Instructions for the task
Repeat the records below exactly, leaving out every picture.
[start]
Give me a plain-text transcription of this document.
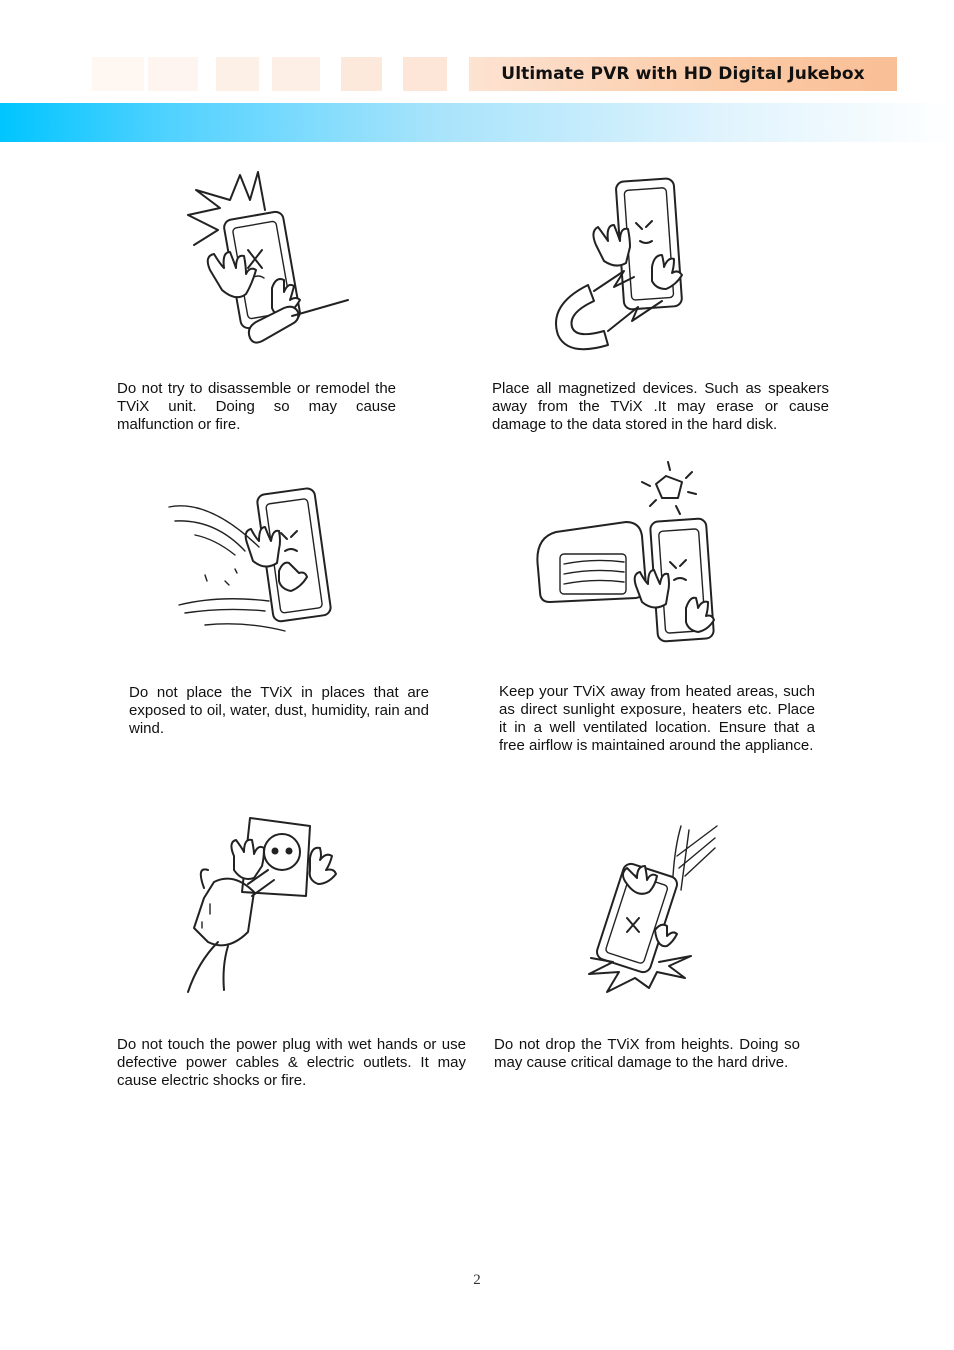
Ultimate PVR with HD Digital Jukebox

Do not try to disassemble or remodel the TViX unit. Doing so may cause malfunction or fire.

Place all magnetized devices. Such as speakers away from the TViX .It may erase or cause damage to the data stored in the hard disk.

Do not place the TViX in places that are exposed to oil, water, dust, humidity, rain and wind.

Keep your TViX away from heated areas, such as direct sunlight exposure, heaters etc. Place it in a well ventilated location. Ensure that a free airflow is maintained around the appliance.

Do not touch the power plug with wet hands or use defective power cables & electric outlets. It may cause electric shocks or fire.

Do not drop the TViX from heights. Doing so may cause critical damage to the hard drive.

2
[end]
Worked solution
Give me a plain-text transcription of this document.
Ultimate PVR with HD Digital Jukebox

Do not try to disassemble or remodel the TViX unit. Doing so may cause malfunction or fire.

Place all magnetized devices. Such as speakers away from the TViX .It may erase or cause damage to the data stored in the hard disk.

Do not place the TViX in places that are exposed to oil, water, dust, humidity, rain and wind.

Keep your TViX away from heated areas, such as direct sunlight exposure, heaters etc. Place it in a well ventilated location. Ensure that a free airflow is maintained around the appliance.

Do not touch the power plug with wet hands or use defective power cables & electric outlets. It may cause electric shocks or fire.

Do not drop the TViX from heights. Doing so may cause critical damage to the hard drive.

2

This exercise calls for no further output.